**What to produce**
Select the lines of the records containing the word "İzin" and list them.

++++

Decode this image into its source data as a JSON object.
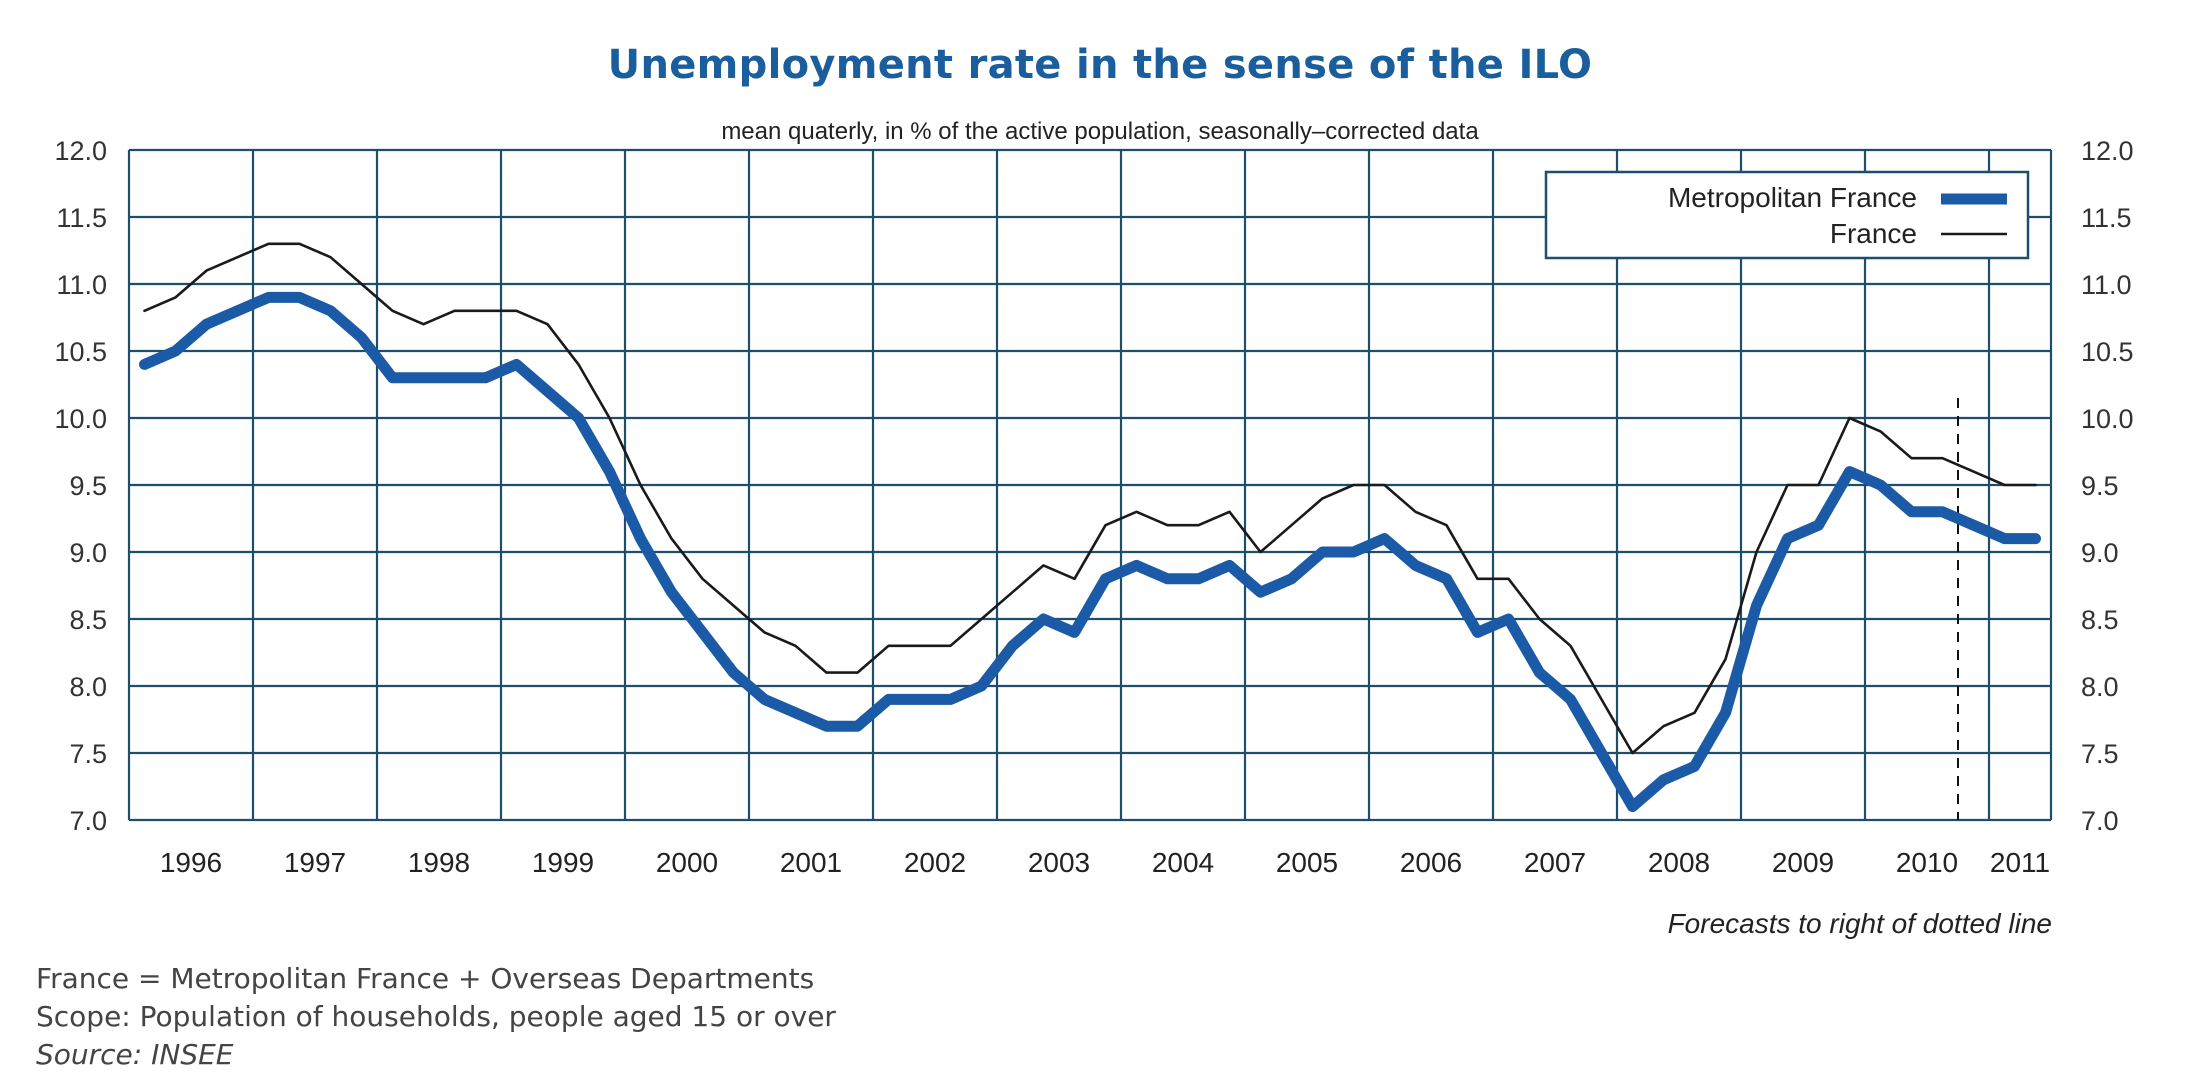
{
  "chart_data": {
    "type": "line",
    "title": "Unemployment rate in the sense of the ILO",
    "subtitle": "mean quaterly, in % of the active population, seasonally–corrected data",
    "xlabel": "",
    "ylabel": "",
    "ylim": [
      7.0,
      12.0
    ],
    "yticks": [
      "12.0",
      "11.5",
      "11.0",
      "10.5",
      "10.0",
      "9.5",
      "9.0",
      "8.5",
      "8.0",
      "7.5",
      "7.0"
    ],
    "ytick_values": [
      12.0,
      11.5,
      11.0,
      10.5,
      10.0,
      9.5,
      9.0,
      8.5,
      8.0,
      7.5,
      7.0
    ],
    "x_start": 1996,
    "x_end_years": 15.5,
    "periodicity": "quarterly",
    "xticks": [
      "1996",
      "1997",
      "1998",
      "1999",
      "2000",
      "2001",
      "2002",
      "2003",
      "2004",
      "2005",
      "2006",
      "2007",
      "2008",
      "2009",
      "2010",
      "2011"
    ],
    "grid": true,
    "legend_position": "top-right",
    "forecast_line_at": 2010.75,
    "forecast_note": "Forecasts to right of dotted line",
    "series": [
      {
        "name": "Metropolitan France",
        "color": "#1b5aa6",
        "style": "thick",
        "values": [
          10.4,
          10.5,
          10.7,
          10.8,
          10.9,
          10.9,
          10.8,
          10.6,
          10.3,
          10.3,
          10.3,
          10.3,
          10.4,
          10.2,
          10.0,
          9.6,
          9.1,
          8.7,
          8.4,
          8.1,
          7.9,
          7.8,
          7.7,
          7.7,
          7.9,
          7.9,
          7.9,
          8.0,
          8.3,
          8.5,
          8.4,
          8.8,
          8.9,
          8.8,
          8.8,
          8.9,
          8.7,
          8.8,
          9.0,
          9.0,
          9.1,
          8.9,
          8.8,
          8.4,
          8.5,
          8.1,
          7.9,
          7.5,
          7.1,
          7.3,
          7.4,
          7.8,
          8.6,
          9.1,
          9.2,
          9.6,
          9.5,
          9.3,
          9.3,
          9.2,
          9.1,
          9.1
        ]
      },
      {
        "name": "France",
        "color": "#1a1a1a",
        "style": "thin",
        "values": [
          10.8,
          10.9,
          11.1,
          11.2,
          11.3,
          11.3,
          11.2,
          11.0,
          10.8,
          10.7,
          10.8,
          10.8,
          10.8,
          10.7,
          10.4,
          10.0,
          9.5,
          9.1,
          8.8,
          8.6,
          8.4,
          8.3,
          8.1,
          8.1,
          8.3,
          8.3,
          8.3,
          8.5,
          8.7,
          8.9,
          8.8,
          9.2,
          9.3,
          9.2,
          9.2,
          9.3,
          9.0,
          9.2,
          9.4,
          9.5,
          9.5,
          9.3,
          9.2,
          8.8,
          8.8,
          8.5,
          8.3,
          7.9,
          7.5,
          7.7,
          7.8,
          8.2,
          9.0,
          9.5,
          9.5,
          10.0,
          9.9,
          9.7,
          9.7,
          9.6,
          9.5,
          9.5
        ]
      }
    ]
  },
  "colors": {
    "title": "#1b5e9e",
    "grid": "#1f4e6b",
    "plot_background": "#ffffff"
  },
  "footer": {
    "line1": "France = Metropolitan France + Overseas Departments",
    "line2": "Scope: Population of households, people aged 15 or over",
    "line3": "Source: INSEE"
  }
}
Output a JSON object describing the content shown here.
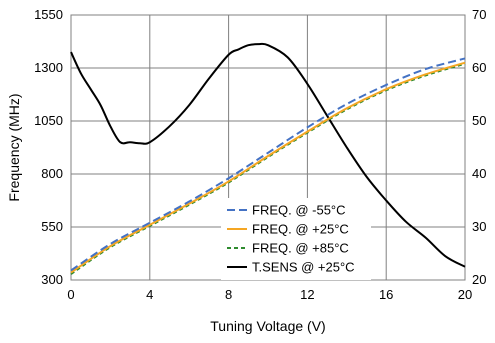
{
  "chart_data": {
    "type": "line",
    "xlabel": "Tuning Voltage (V)",
    "ylabel": "Frequency (MHz)",
    "xlim": [
      0,
      20
    ],
    "ylim": [
      300,
      1550
    ],
    "y2lim": [
      20,
      70
    ],
    "xticks": [
      0,
      4,
      8,
      12,
      16,
      20
    ],
    "yticks": [
      300,
      550,
      800,
      1050,
      1300,
      1550
    ],
    "y2ticks": [
      20,
      30,
      40,
      50,
      60,
      70
    ],
    "grid": true,
    "legend_position": "bottom-right",
    "series": [
      {
        "name": "FREQ. @ -55°C",
        "axis": "left",
        "color": "#4472C4",
        "dash": "8,4",
        "x": [
          0,
          2,
          4,
          6,
          8,
          10,
          12,
          14,
          16,
          18,
          20
        ],
        "y": [
          345,
          470,
          570,
          670,
          780,
          900,
          1020,
          1130,
          1220,
          1295,
          1345
        ]
      },
      {
        "name": "FREQ. @ +25°C",
        "axis": "left",
        "color": "#F5A623",
        "dash": "",
        "x": [
          0,
          2,
          4,
          6,
          8,
          10,
          12,
          14,
          16,
          18,
          20
        ],
        "y": [
          335,
          460,
          560,
          660,
          765,
          885,
          1000,
          1110,
          1200,
          1270,
          1325
        ]
      },
      {
        "name": "FREQ. @ +85°C",
        "axis": "left",
        "color": "#2E8B2E",
        "dash": "4,3",
        "x": [
          0,
          2,
          4,
          6,
          8,
          10,
          12,
          14,
          16,
          18,
          20
        ],
        "y": [
          328,
          455,
          555,
          655,
          760,
          880,
          995,
          1105,
          1195,
          1265,
          1320
        ]
      },
      {
        "name": "T.SENS @ +25°C",
        "axis": "right",
        "color": "#000000",
        "dash": "",
        "x": [
          0,
          0.5,
          1,
          1.5,
          2,
          2.5,
          3,
          3.5,
          4,
          5,
          6,
          7,
          8,
          8.5,
          9,
          9.5,
          10,
          11,
          12,
          13,
          14,
          15,
          16,
          17,
          18,
          19,
          20
        ],
        "y": [
          63,
          59,
          56,
          53,
          49,
          46,
          46,
          45.8,
          46,
          49,
          53,
          58,
          62.5,
          63.5,
          64.3,
          64.5,
          64.3,
          62,
          57,
          51,
          45,
          39.5,
          35,
          31,
          28,
          24.5,
          22.5
        ]
      }
    ]
  }
}
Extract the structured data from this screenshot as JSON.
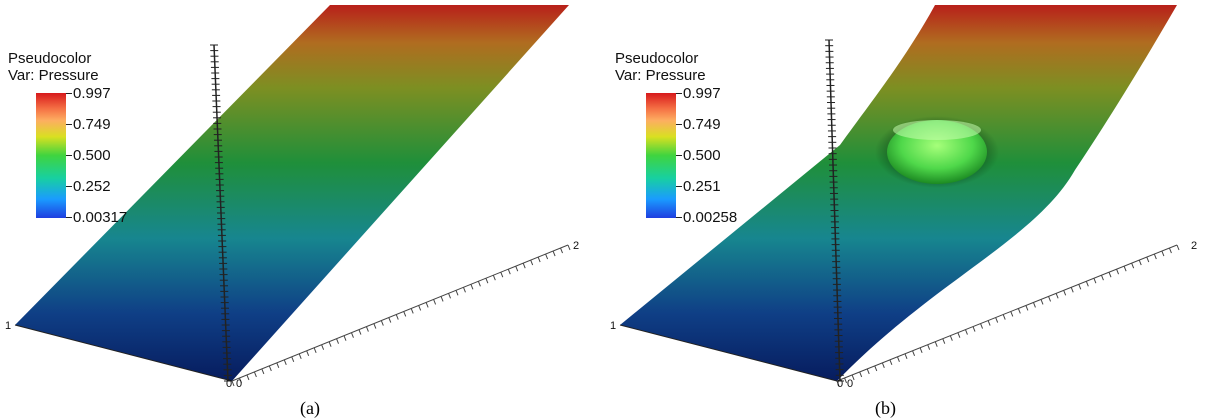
{
  "panels": [
    {
      "id": "a",
      "legend": {
        "title": "Pseudocolor",
        "var": "Var: Pressure",
        "ticks": [
          "0.997",
          "0.749",
          "0.500",
          "0.252",
          "0.00317"
        ]
      },
      "axis_labels": {
        "left": "1",
        "origin_a": "0",
        "origin_b": "0",
        "right": "2"
      },
      "caption": "(a)"
    },
    {
      "id": "b",
      "legend": {
        "title": "Pseudocolor",
        "var": "Var: Pressure",
        "ticks": [
          "0.997",
          "0.749",
          "0.500",
          "0.251",
          "0.00258"
        ]
      },
      "axis_labels": {
        "left": "1",
        "origin_a": "0",
        "origin_b": "0",
        "right": "2"
      },
      "caption": "(b)"
    }
  ],
  "colors": {
    "high": "#c8201e",
    "mid": "#2e9a2e",
    "low": "#0a2a70",
    "background": "#ffffff"
  }
}
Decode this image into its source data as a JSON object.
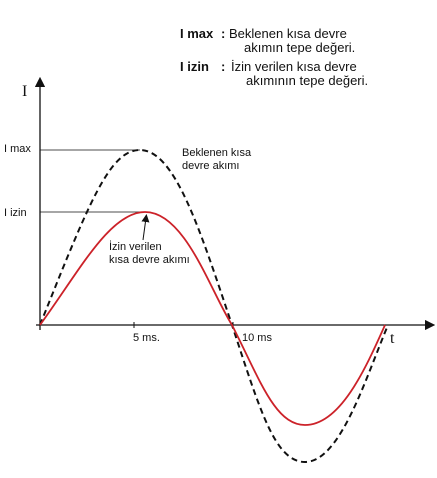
{
  "legend": [
    {
      "term": "I max",
      "separator": ":",
      "lines": [
        "Beklenen kısa devre",
        "akımın tepe değeri."
      ]
    },
    {
      "term": "I izin",
      "separator": ":",
      "lines": [
        "İzin verilen kısa devre",
        "akımının tepe değeri."
      ]
    }
  ],
  "axes": {
    "y_label": "I",
    "x_label": "t"
  },
  "levels": [
    "I max",
    "I izin"
  ],
  "time_ticks": [
    "5 ms.",
    "10 ms"
  ],
  "curves": [
    {
      "lines": [
        "Beklenen kısa",
        "devre akımı"
      ]
    },
    {
      "lines": [
        "İzin verilen",
        "kısa devre akımı"
      ]
    }
  ]
}
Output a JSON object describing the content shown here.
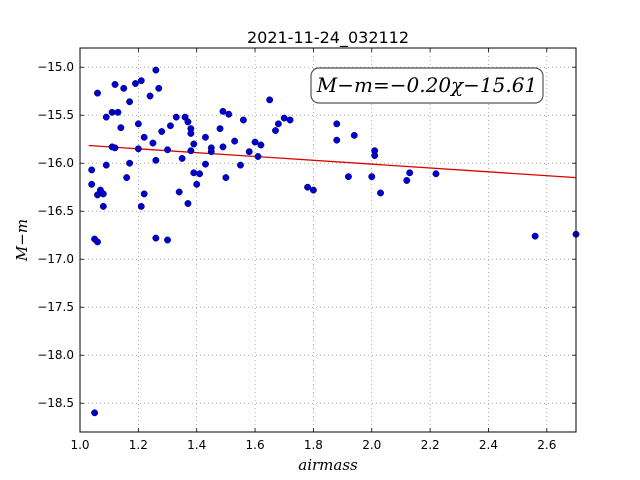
{
  "chart_data": {
    "type": "scatter",
    "title": "2021-11-24_032112",
    "xlabel": "airmass",
    "ylabel": "M−m",
    "annotation": "M−m=−0.20χ−15.61",
    "xlim": [
      1.0,
      2.7
    ],
    "ylim": [
      -18.8,
      -14.8
    ],
    "y_inverted": true,
    "x_ticks": [
      "1.0",
      "1.2",
      "1.4",
      "1.6",
      "1.8",
      "2.0",
      "2.2",
      "2.4",
      "2.6"
    ],
    "y_ticks": [
      "−15.0",
      "−15.5",
      "−16.0",
      "−16.5",
      "−17.0",
      "−17.5",
      "−18.0",
      "−18.5"
    ],
    "grid": true,
    "colors": {
      "points": "#0000cc",
      "fit_line": "#dd0000"
    },
    "fit": {
      "slope": -0.2,
      "intercept": -15.61
    },
    "points": [
      [
        1.04,
        -16.07
      ],
      [
        1.04,
        -16.22
      ],
      [
        1.05,
        -16.79
      ],
      [
        1.05,
        -18.6
      ],
      [
        1.06,
        -16.82
      ],
      [
        1.06,
        -15.27
      ],
      [
        1.06,
        -16.33
      ],
      [
        1.07,
        -16.28
      ],
      [
        1.08,
        -16.45
      ],
      [
        1.08,
        -16.32
      ],
      [
        1.09,
        -16.02
      ],
      [
        1.09,
        -15.52
      ],
      [
        1.11,
        -15.83
      ],
      [
        1.11,
        -15.47
      ],
      [
        1.12,
        -15.18
      ],
      [
        1.12,
        -15.84
      ],
      [
        1.13,
        -15.47
      ],
      [
        1.14,
        -15.63
      ],
      [
        1.15,
        -15.22
      ],
      [
        1.16,
        -16.15
      ],
      [
        1.17,
        -16.0
      ],
      [
        1.17,
        -15.36
      ],
      [
        1.19,
        -15.17
      ],
      [
        1.2,
        -15.85
      ],
      [
        1.2,
        -15.59
      ],
      [
        1.21,
        -15.14
      ],
      [
        1.21,
        -16.45
      ],
      [
        1.22,
        -16.32
      ],
      [
        1.22,
        -15.73
      ],
      [
        1.24,
        -15.3
      ],
      [
        1.25,
        -15.79
      ],
      [
        1.26,
        -15.03
      ],
      [
        1.26,
        -15.97
      ],
      [
        1.26,
        -16.78
      ],
      [
        1.27,
        -15.22
      ],
      [
        1.28,
        -15.67
      ],
      [
        1.3,
        -15.86
      ],
      [
        1.3,
        -16.8
      ],
      [
        1.31,
        -15.61
      ],
      [
        1.33,
        -15.52
      ],
      [
        1.34,
        -16.3
      ],
      [
        1.35,
        -15.95
      ],
      [
        1.36,
        -15.52
      ],
      [
        1.37,
        -15.57
      ],
      [
        1.37,
        -16.42
      ],
      [
        1.38,
        -15.64
      ],
      [
        1.38,
        -15.69
      ],
      [
        1.38,
        -15.87
      ],
      [
        1.39,
        -16.1
      ],
      [
        1.39,
        -15.8
      ],
      [
        1.4,
        -16.22
      ],
      [
        1.41,
        -16.11
      ],
      [
        1.43,
        -15.73
      ],
      [
        1.43,
        -16.01
      ],
      [
        1.45,
        -15.84
      ],
      [
        1.45,
        -15.88
      ],
      [
        1.48,
        -15.64
      ],
      [
        1.49,
        -15.83
      ],
      [
        1.49,
        -15.46
      ],
      [
        1.5,
        -16.15
      ],
      [
        1.51,
        -15.49
      ],
      [
        1.53,
        -15.77
      ],
      [
        1.55,
        -16.02
      ],
      [
        1.56,
        -15.55
      ],
      [
        1.58,
        -15.88
      ],
      [
        1.6,
        -15.78
      ],
      [
        1.61,
        -15.93
      ],
      [
        1.62,
        -15.81
      ],
      [
        1.65,
        -15.34
      ],
      [
        1.67,
        -15.66
      ],
      [
        1.68,
        -15.59
      ],
      [
        1.7,
        -15.53
      ],
      [
        1.72,
        -15.55
      ],
      [
        1.78,
        -16.25
      ],
      [
        1.8,
        -16.28
      ],
      [
        1.88,
        -15.59
      ],
      [
        1.88,
        -15.76
      ],
      [
        1.92,
        -16.14
      ],
      [
        1.94,
        -15.71
      ],
      [
        2.0,
        -16.14
      ],
      [
        2.01,
        -15.87
      ],
      [
        2.01,
        -15.92
      ],
      [
        2.03,
        -16.31
      ],
      [
        2.12,
        -16.18
      ],
      [
        2.13,
        -16.1
      ],
      [
        2.22,
        -16.11
      ],
      [
        2.56,
        -16.76
      ],
      [
        2.7,
        -16.74
      ]
    ]
  }
}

++++

**Output for this exercise**
        "İzin verilen kısa devre",
        "İzin verilen",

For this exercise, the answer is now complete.